* GOAL: Return each line of the records with nothing changed, pictures excepted.

------

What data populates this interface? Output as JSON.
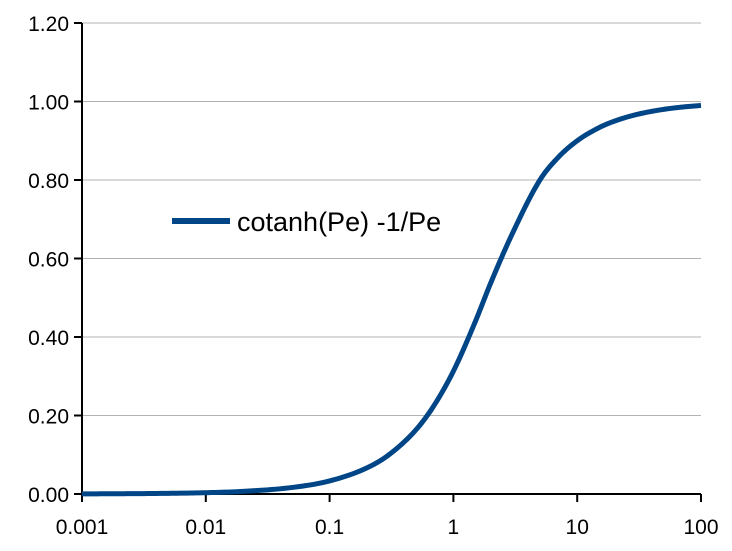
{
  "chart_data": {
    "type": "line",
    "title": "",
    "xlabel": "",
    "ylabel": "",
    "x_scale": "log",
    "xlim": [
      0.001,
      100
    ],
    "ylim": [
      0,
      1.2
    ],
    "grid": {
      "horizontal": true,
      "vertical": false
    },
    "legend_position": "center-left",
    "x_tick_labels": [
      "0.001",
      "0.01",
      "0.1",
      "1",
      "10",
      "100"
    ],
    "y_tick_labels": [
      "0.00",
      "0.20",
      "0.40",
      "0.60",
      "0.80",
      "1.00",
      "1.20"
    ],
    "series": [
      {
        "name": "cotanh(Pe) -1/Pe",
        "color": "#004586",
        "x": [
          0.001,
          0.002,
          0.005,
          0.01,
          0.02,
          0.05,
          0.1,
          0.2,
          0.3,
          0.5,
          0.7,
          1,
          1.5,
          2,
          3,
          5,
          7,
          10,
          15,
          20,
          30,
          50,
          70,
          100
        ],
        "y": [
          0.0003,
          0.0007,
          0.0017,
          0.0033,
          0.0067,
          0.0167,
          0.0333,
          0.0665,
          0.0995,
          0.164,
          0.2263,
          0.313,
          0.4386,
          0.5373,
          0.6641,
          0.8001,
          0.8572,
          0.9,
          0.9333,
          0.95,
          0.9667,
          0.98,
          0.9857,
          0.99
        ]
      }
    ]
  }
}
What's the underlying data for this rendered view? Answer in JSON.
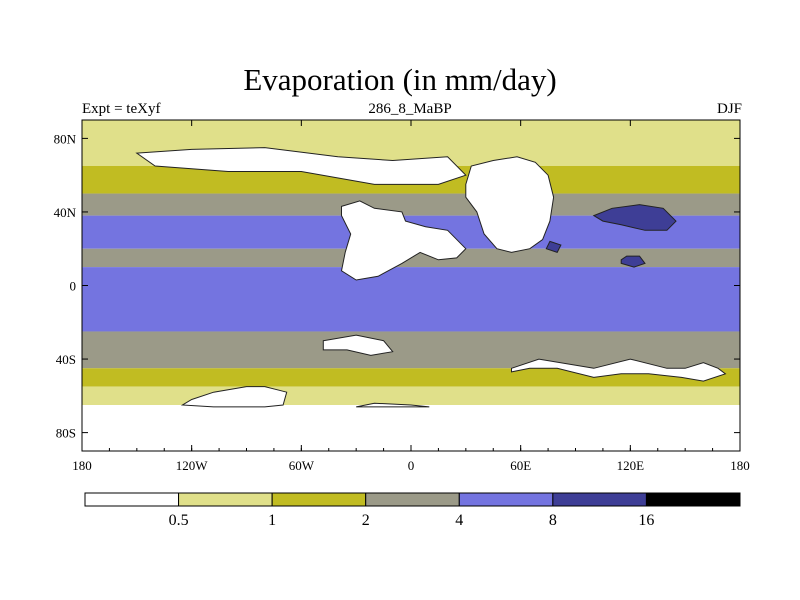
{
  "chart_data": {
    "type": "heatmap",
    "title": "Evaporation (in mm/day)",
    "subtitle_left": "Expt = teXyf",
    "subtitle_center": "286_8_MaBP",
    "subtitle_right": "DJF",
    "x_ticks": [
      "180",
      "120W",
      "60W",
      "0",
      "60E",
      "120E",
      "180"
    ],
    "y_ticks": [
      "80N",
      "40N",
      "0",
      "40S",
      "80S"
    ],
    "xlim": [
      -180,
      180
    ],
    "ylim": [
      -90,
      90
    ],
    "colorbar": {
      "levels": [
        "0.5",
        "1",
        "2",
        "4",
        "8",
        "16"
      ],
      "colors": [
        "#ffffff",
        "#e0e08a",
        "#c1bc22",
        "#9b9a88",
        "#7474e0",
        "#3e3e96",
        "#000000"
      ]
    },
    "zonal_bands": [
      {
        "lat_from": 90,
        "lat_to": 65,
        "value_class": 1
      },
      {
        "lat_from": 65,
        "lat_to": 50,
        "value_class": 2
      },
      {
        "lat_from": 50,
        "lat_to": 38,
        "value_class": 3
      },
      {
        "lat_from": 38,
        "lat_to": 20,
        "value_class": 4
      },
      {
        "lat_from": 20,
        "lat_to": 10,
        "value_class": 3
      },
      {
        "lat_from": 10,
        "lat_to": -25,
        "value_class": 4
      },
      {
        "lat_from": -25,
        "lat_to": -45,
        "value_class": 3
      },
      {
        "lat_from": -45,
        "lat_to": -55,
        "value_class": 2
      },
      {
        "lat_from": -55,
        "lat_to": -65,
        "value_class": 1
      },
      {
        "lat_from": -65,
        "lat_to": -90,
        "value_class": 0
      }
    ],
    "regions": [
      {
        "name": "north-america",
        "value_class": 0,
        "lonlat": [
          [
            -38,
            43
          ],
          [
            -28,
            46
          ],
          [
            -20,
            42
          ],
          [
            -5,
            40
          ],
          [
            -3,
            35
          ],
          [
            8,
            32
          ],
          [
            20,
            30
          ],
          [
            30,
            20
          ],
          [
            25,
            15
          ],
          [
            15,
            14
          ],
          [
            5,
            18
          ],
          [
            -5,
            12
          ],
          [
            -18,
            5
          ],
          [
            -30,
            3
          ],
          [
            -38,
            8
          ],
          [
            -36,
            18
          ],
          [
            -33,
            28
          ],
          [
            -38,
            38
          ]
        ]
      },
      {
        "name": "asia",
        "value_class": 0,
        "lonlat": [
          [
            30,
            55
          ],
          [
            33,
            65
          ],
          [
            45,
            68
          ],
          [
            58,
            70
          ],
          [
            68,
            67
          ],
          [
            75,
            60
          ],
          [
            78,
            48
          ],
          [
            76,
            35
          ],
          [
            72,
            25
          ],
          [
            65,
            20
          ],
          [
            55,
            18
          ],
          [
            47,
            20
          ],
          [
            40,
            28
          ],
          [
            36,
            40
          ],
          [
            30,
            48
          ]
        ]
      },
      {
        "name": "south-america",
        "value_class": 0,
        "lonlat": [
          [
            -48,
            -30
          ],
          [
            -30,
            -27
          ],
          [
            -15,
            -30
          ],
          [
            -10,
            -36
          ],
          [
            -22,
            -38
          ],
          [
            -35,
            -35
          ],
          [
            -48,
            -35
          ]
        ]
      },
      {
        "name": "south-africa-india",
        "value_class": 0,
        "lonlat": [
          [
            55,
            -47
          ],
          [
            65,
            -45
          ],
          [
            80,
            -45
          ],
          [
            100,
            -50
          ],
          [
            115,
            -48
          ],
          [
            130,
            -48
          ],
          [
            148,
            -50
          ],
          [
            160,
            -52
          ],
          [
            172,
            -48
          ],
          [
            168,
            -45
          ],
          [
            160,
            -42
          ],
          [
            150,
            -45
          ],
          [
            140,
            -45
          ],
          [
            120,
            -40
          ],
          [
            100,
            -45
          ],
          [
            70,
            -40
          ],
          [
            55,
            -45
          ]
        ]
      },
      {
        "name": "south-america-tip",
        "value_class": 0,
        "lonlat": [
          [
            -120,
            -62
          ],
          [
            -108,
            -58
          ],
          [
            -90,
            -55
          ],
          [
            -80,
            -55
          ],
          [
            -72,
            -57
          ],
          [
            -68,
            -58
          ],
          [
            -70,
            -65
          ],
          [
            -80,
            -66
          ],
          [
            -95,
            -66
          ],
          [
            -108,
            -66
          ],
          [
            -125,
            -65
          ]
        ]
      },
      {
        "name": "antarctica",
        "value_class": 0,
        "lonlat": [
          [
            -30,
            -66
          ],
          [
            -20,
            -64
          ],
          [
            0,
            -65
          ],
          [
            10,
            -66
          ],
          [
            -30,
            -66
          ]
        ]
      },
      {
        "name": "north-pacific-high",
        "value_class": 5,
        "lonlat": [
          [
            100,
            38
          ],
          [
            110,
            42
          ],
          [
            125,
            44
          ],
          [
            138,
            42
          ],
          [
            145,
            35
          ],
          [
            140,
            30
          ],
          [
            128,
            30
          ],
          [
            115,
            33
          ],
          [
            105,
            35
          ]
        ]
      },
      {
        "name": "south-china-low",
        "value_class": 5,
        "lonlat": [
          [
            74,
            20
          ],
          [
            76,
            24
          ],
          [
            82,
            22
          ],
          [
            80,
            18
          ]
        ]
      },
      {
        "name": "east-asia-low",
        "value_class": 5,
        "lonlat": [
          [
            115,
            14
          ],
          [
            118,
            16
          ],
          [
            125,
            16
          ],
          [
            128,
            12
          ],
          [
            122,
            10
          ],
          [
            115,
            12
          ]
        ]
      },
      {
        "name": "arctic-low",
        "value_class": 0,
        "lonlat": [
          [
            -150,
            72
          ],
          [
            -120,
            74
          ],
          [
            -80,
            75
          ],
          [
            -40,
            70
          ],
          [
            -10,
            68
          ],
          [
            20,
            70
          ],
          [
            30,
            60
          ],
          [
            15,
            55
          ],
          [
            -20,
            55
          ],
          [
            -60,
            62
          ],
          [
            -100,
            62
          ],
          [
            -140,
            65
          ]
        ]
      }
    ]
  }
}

------

* SOLUTION TO THIS EXERCISE:
What data populates this interface? Output as JSON.
{
  "chart_data": {
    "type": "line",
    "title": "",
    "xlabel": "",
    "ylabel": "",
    "x_scale": "log",
    "xlim": [
      0.001,
      100
    ],
    "ylim": [
      0,
      1.2
    ],
    "grid": {
      "horizontal": true,
      "vertical": false
    },
    "legend_position": "center-left",
    "x_tick_labels": [
      "0.001",
      "0.01",
      "0.1",
      "1",
      "10",
      "100"
    ],
    "y_tick_labels": [
      "0.00",
      "0.20",
      "0.40",
      "0.60",
      "0.80",
      "1.00",
      "1.20"
    ],
    "series": [
      {
        "name": "cotanh(Pe) -1/Pe",
        "color": "#004586",
        "x": [
          0.001,
          0.002,
          0.005,
          0.01,
          0.02,
          0.05,
          0.1,
          0.2,
          0.3,
          0.5,
          0.7,
          1,
          1.5,
          2,
          3,
          5,
          7,
          10,
          15,
          20,
          30,
          50,
          70,
          100
        ],
        "y": [
          0.0003,
          0.0007,
          0.0017,
          0.0033,
          0.0067,
          0.0167,
          0.0333,
          0.0665,
          0.0995,
          0.164,
          0.2263,
          0.313,
          0.4386,
          0.5373,
          0.6641,
          0.8001,
          0.8572,
          0.9,
          0.9333,
          0.95,
          0.9667,
          0.98,
          0.9857,
          0.99
        ]
      }
    ]
  }
}
What's the underlying data for this rendered view? Answer in JSON.
{
  "chart_data": {
    "type": "heatmap",
    "title": "Evaporation (in mm/day)",
    "subtitle_left": "Expt = teXyf",
    "subtitle_center": "286_8_MaBP",
    "subtitle_right": "DJF",
    "x_ticks": [
      "180",
      "120W",
      "60W",
      "0",
      "60E",
      "120E",
      "180"
    ],
    "y_ticks": [
      "80N",
      "40N",
      "0",
      "40S",
      "80S"
    ],
    "xlim": [
      -180,
      180
    ],
    "ylim": [
      -90,
      90
    ],
    "colorbar": {
      "levels": [
        "0.5",
        "1",
        "2",
        "4",
        "8",
        "16"
      ],
      "colors": [
        "#ffffff",
        "#e0e08a",
        "#c1bc22",
        "#9b9a88",
        "#7474e0",
        "#3e3e96",
        "#000000"
      ]
    },
    "zonal_bands": [
      {
        "lat_from": 90,
        "lat_to": 65,
        "value_class": 1
      },
      {
        "lat_from": 65,
        "lat_to": 50,
        "value_class": 2
      },
      {
        "lat_from": 50,
        "lat_to": 38,
        "value_class": 3
      },
      {
        "lat_from": 38,
        "lat_to": 20,
        "value_class": 4
      },
      {
        "lat_from": 20,
        "lat_to": 10,
        "value_class": 3
      },
      {
        "lat_from": 10,
        "lat_to": -25,
        "value_class": 4
      },
      {
        "lat_from": -25,
        "lat_to": -45,
        "value_class": 3
      },
      {
        "lat_from": -45,
        "lat_to": -55,
        "value_class": 2
      },
      {
        "lat_from": -55,
        "lat_to": -65,
        "value_class": 1
      },
      {
        "lat_from": -65,
        "lat_to": -90,
        "value_class": 0
      }
    ],
    "regions": [
      {
        "name": "north-america",
        "value_class": 0,
        "lonlat": [
          [
            -38,
            43
          ],
          [
            -28,
            46
          ],
          [
            -20,
            42
          ],
          [
            -5,
            40
          ],
          [
            -3,
            35
          ],
          [
            8,
            32
          ],
          [
            20,
            30
          ],
          [
            30,
            20
          ],
          [
            25,
            15
          ],
          [
            15,
            14
          ],
          [
            5,
            18
          ],
          [
            -5,
            12
          ],
          [
            -18,
            5
          ],
          [
            -30,
            3
          ],
          [
            -38,
            8
          ],
          [
            -36,
            18
          ],
          [
            -33,
            28
          ],
          [
            -38,
            38
          ]
        ]
      },
      {
        "name": "asia",
        "value_class": 0,
        "lonlat": [
          [
            30,
            55
          ],
          [
            33,
            65
          ],
          [
            45,
            68
          ],
          [
            58,
            70
          ],
          [
            68,
            67
          ],
          [
            75,
            60
          ],
          [
            78,
            48
          ],
          [
            76,
            35
          ],
          [
            72,
            25
          ],
          [
            65,
            20
          ],
          [
            55,
            18
          ],
          [
            47,
            20
          ],
          [
            40,
            28
          ],
          [
            36,
            40
          ],
          [
            30,
            48
          ]
        ]
      },
      {
        "name": "south-america",
        "value_class": 0,
        "lonlat": [
          [
            -48,
            -30
          ],
          [
            -30,
            -27
          ],
          [
            -15,
            -30
          ],
          [
            -10,
            -36
          ],
          [
            -22,
            -38
          ],
          [
            -35,
            -35
          ],
          [
            -48,
            -35
          ]
        ]
      },
      {
        "name": "south-africa-india",
        "value_class": 0,
        "lonlat": [
          [
            55,
            -47
          ],
          [
            65,
            -45
          ],
          [
            80,
            -45
          ],
          [
            100,
            -50
          ],
          [
            115,
            -48
          ],
          [
            130,
            -48
          ],
          [
            148,
            -50
          ],
          [
            160,
            -52
          ],
          [
            172,
            -48
          ],
          [
            168,
            -45
          ],
          [
            160,
            -42
          ],
          [
            150,
            -45
          ],
          [
            140,
            -45
          ],
          [
            120,
            -40
          ],
          [
            100,
            -45
          ],
          [
            70,
            -40
          ],
          [
            55,
            -45
          ]
        ]
      },
      {
        "name": "south-america-tip",
        "value_class": 0,
        "lonlat": [
          [
            -120,
            -62
          ],
          [
            -108,
            -58
          ],
          [
            -90,
            -55
          ],
          [
            -80,
            -55
          ],
          [
            -72,
            -57
          ],
          [
            -68,
            -58
          ],
          [
            -70,
            -65
          ],
          [
            -80,
            -66
          ],
          [
            -95,
            -66
          ],
          [
            -108,
            -66
          ],
          [
            -125,
            -65
          ]
        ]
      },
      {
        "name": "antarctica",
        "value_class": 0,
        "lonlat": [
          [
            -30,
            -66
          ],
          [
            -20,
            -64
          ],
          [
            0,
            -65
          ],
          [
            10,
            -66
          ],
          [
            -30,
            -66
          ]
        ]
      },
      {
        "name": "north-pacific-high",
        "value_class": 5,
        "lonlat": [
          [
            100,
            38
          ],
          [
            110,
            42
          ],
          [
            125,
            44
          ],
          [
            138,
            42
          ],
          [
            145,
            35
          ],
          [
            140,
            30
          ],
          [
            128,
            30
          ],
          [
            115,
            33
          ],
          [
            105,
            35
          ]
        ]
      },
      {
        "name": "south-china-low",
        "value_class": 5,
        "lonlat": [
          [
            74,
            20
          ],
          [
            76,
            24
          ],
          [
            82,
            22
          ],
          [
            80,
            18
          ]
        ]
      },
      {
        "name": "east-asia-low",
        "value_class": 5,
        "lonlat": [
          [
            115,
            14
          ],
          [
            118,
            16
          ],
          [
            125,
            16
          ],
          [
            128,
            12
          ],
          [
            122,
            10
          ],
          [
            115,
            12
          ]
        ]
      },
      {
        "name": "arctic-low",
        "value_class": 0,
        "lonlat": [
          [
            -150,
            72
          ],
          [
            -120,
            74
          ],
          [
            -80,
            75
          ],
          [
            -40,
            70
          ],
          [
            -10,
            68
          ],
          [
            20,
            70
          ],
          [
            30,
            60
          ],
          [
            15,
            55
          ],
          [
            -20,
            55
          ],
          [
            -60,
            62
          ],
          [
            -100,
            62
          ],
          [
            -140,
            65
          ]
        ]
      }
    ]
  }
}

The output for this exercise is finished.